> REQUIREMENTS
Locate every line that holds the string "JSON" and copy it.

> RECORDS FOR THE EXERCISE
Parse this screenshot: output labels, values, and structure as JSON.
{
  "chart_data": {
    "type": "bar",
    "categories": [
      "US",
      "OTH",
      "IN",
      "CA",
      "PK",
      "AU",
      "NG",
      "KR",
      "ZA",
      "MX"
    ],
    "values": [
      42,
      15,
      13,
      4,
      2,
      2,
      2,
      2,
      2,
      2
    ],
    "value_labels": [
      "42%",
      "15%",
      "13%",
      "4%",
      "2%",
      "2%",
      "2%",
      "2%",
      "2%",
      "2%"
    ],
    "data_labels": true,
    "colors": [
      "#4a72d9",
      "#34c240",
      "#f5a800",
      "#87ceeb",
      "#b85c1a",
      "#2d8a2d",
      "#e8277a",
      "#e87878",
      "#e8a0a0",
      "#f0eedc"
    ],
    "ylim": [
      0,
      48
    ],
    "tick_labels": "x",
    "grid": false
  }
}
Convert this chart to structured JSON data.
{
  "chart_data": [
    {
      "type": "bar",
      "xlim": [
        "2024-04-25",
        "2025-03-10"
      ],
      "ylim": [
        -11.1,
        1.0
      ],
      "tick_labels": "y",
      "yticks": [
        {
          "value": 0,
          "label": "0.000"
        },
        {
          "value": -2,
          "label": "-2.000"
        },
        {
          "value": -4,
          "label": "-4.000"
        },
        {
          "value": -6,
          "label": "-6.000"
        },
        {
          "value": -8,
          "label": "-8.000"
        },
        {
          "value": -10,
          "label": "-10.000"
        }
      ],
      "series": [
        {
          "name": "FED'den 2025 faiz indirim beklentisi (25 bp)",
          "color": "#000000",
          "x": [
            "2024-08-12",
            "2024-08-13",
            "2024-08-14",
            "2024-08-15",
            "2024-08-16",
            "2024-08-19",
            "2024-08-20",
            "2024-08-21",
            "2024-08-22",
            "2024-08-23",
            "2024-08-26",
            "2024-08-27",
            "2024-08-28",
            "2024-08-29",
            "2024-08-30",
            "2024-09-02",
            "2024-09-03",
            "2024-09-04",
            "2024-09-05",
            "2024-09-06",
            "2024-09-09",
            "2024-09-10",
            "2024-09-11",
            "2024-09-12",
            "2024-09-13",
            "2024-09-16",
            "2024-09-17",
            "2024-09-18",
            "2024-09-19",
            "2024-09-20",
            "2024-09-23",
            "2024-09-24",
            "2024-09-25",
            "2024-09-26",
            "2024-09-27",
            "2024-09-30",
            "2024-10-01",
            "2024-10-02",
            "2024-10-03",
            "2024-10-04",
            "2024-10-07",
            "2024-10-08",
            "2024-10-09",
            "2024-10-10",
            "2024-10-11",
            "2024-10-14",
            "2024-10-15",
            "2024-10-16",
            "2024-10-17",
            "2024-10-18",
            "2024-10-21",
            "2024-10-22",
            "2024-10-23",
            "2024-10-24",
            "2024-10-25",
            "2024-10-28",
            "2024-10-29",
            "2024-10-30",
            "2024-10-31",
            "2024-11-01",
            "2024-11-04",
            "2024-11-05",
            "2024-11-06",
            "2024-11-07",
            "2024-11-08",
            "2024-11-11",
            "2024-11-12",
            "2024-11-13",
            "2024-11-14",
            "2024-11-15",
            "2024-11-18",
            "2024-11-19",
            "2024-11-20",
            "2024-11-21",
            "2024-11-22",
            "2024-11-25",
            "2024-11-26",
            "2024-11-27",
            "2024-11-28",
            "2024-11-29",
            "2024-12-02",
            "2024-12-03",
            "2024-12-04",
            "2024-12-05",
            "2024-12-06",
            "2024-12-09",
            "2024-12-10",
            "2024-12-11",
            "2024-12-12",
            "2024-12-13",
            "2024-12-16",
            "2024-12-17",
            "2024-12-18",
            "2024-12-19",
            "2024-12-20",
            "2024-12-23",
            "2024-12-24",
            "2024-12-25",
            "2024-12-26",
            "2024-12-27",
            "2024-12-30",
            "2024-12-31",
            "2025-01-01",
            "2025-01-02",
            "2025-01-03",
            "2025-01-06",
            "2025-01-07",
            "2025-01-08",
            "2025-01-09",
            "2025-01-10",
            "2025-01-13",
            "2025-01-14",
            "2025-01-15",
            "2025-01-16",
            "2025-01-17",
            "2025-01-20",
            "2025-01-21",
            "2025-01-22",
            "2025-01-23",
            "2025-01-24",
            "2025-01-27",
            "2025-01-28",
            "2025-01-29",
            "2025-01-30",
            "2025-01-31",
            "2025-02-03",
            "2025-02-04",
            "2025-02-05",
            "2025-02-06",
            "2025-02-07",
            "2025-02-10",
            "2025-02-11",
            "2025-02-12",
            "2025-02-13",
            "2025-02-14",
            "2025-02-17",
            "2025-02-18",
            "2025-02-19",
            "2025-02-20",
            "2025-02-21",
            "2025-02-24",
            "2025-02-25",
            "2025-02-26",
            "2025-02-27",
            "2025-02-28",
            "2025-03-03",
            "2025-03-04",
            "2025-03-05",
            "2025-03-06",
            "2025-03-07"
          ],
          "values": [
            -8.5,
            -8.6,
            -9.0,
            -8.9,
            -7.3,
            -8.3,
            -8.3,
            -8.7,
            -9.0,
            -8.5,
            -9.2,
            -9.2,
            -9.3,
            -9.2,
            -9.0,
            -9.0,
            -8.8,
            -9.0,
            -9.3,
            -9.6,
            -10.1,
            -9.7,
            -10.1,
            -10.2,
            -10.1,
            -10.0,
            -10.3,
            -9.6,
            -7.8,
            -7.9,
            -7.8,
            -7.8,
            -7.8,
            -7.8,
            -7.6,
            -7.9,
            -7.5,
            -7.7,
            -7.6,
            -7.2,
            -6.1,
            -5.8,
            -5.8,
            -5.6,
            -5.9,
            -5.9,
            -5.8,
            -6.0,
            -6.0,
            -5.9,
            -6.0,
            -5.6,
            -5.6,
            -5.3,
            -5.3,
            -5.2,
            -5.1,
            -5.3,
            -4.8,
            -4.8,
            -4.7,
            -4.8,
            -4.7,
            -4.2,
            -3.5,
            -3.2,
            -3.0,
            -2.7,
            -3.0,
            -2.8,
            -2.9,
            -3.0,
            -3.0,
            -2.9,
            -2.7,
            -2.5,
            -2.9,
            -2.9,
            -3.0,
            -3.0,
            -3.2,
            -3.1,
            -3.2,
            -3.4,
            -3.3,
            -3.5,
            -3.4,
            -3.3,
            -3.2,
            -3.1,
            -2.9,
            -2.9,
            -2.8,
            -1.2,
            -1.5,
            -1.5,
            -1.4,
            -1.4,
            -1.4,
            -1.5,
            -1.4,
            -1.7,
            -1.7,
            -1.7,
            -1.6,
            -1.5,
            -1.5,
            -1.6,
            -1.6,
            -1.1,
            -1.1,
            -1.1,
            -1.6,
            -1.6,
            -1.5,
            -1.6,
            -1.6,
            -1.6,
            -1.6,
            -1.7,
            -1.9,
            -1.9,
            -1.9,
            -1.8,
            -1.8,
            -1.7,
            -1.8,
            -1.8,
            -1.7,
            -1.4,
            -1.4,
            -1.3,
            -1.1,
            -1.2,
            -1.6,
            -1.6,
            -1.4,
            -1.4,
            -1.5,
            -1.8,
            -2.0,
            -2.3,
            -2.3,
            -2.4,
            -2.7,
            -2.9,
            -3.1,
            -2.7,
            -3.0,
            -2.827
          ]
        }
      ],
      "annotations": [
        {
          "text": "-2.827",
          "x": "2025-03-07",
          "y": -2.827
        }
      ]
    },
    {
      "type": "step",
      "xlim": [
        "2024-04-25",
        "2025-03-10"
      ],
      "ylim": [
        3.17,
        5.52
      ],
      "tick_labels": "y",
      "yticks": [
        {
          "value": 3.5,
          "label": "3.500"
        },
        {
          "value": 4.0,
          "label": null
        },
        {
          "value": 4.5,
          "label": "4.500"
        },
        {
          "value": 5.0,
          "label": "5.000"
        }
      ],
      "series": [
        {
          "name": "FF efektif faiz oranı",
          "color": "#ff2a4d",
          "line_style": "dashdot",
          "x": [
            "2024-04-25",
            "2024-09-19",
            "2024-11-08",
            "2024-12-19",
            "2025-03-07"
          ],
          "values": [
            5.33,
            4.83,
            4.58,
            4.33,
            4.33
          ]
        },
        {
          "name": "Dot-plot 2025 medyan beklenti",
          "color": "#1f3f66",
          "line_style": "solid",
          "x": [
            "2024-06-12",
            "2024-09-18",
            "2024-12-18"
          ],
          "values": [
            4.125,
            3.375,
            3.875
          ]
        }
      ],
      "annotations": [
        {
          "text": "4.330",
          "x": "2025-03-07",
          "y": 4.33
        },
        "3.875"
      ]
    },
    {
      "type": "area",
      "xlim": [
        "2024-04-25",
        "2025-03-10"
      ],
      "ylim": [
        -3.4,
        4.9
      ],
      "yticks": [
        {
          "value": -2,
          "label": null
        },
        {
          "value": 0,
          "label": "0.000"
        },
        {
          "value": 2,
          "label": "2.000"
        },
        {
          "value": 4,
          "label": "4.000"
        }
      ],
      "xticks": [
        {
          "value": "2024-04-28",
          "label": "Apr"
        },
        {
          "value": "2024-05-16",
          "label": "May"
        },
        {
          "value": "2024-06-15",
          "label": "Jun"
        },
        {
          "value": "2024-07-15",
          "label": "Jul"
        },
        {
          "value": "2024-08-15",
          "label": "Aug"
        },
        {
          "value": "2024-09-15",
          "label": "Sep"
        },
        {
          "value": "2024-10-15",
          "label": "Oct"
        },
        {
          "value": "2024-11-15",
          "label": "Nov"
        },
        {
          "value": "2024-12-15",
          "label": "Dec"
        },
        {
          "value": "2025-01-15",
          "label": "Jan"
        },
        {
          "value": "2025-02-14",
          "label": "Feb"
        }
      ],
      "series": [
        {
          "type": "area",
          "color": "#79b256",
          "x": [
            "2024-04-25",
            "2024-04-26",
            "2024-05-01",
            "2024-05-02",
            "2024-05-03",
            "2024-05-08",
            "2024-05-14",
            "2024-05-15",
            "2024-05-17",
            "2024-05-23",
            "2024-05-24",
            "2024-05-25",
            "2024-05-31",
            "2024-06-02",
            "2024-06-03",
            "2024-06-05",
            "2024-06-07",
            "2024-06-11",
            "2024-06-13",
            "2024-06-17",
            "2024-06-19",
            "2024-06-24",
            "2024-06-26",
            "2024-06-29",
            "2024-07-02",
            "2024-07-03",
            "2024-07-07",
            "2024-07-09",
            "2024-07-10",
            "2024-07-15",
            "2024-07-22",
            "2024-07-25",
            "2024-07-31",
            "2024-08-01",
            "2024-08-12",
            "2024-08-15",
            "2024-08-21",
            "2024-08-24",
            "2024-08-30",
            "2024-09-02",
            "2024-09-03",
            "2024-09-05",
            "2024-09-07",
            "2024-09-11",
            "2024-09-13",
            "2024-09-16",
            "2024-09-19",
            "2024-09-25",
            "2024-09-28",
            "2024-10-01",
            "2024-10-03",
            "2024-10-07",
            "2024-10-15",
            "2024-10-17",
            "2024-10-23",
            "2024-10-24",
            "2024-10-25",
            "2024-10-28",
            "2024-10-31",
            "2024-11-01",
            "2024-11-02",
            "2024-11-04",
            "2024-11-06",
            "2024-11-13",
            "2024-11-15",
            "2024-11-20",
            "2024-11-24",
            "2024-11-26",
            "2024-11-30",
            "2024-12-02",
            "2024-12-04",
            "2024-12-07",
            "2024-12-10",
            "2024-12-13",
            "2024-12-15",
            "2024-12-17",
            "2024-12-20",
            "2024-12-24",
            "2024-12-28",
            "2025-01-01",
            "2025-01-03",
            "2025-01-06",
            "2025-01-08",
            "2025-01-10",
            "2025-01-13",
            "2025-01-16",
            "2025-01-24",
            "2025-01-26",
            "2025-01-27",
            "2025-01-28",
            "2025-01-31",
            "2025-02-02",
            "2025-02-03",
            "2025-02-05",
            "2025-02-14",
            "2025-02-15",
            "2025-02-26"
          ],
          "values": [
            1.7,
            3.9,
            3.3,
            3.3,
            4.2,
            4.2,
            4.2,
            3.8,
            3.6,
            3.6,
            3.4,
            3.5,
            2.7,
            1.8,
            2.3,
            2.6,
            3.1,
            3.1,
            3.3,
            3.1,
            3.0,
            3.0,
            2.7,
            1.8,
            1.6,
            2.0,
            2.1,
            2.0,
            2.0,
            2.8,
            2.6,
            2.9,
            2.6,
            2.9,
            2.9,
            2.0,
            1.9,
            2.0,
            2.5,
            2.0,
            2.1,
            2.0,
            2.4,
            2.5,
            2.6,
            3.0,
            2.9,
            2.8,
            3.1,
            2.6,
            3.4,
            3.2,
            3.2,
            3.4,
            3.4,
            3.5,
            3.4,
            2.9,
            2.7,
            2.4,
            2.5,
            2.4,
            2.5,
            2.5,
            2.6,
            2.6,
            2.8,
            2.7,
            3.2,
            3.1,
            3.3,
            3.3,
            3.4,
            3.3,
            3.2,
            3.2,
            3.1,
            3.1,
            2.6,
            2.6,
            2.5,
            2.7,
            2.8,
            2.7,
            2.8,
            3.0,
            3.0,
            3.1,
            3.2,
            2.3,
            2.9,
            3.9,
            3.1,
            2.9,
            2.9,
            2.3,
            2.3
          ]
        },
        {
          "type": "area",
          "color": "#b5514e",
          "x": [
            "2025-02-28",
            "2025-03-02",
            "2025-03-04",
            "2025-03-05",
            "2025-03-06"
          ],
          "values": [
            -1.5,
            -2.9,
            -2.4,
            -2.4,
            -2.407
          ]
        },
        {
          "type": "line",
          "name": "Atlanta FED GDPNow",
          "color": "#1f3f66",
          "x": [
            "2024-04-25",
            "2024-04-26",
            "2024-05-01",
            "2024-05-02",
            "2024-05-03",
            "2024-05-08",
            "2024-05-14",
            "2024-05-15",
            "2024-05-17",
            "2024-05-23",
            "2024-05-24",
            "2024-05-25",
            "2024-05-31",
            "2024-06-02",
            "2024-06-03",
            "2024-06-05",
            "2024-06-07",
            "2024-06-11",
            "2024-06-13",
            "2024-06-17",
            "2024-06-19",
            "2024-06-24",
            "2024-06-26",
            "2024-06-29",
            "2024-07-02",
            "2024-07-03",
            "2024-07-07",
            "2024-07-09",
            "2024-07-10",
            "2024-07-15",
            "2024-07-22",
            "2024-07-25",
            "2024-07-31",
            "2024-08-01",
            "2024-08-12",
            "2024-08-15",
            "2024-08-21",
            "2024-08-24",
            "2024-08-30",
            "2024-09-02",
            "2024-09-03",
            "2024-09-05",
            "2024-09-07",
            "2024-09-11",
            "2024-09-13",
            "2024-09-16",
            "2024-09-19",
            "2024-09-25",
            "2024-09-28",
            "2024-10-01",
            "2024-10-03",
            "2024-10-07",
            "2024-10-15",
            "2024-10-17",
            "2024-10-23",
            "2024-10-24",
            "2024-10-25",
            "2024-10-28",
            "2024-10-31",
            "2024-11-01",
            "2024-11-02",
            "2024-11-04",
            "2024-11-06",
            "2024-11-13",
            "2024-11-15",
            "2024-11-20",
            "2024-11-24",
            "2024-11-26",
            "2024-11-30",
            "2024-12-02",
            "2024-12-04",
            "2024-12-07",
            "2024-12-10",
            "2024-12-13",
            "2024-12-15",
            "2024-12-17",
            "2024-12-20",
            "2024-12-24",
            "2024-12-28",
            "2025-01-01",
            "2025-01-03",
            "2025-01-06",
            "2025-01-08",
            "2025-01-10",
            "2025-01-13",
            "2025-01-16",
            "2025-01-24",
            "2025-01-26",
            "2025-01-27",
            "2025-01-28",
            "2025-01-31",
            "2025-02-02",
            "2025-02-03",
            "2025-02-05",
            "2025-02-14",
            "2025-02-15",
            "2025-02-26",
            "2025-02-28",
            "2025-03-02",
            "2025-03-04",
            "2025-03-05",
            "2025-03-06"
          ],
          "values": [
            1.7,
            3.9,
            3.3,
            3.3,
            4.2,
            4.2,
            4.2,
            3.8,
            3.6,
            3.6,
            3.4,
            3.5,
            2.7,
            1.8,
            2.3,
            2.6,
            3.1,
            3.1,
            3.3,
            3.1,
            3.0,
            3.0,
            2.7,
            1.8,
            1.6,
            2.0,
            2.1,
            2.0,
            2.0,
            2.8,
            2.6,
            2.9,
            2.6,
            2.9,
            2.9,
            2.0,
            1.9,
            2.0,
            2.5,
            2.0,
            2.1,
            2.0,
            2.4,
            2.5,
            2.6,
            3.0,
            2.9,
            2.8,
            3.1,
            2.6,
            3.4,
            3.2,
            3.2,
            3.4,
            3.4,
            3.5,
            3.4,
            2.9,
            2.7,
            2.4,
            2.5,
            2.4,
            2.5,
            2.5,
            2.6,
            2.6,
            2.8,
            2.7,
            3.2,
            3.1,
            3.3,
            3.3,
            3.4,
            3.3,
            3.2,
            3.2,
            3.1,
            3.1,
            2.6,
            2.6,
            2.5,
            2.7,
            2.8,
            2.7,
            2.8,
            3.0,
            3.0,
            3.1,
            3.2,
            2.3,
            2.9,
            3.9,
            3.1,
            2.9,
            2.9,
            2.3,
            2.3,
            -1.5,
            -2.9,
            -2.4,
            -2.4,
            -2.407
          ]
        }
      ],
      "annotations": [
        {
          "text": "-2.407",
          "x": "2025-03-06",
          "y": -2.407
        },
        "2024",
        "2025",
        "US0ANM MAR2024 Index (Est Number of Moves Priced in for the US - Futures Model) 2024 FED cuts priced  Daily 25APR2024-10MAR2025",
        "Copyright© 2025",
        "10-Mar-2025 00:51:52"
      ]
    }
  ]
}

> EXERCISE SOLUTION
Parse this screenshot: output labels, values, and structure as JSON.
Convert this chart to structured JSON data.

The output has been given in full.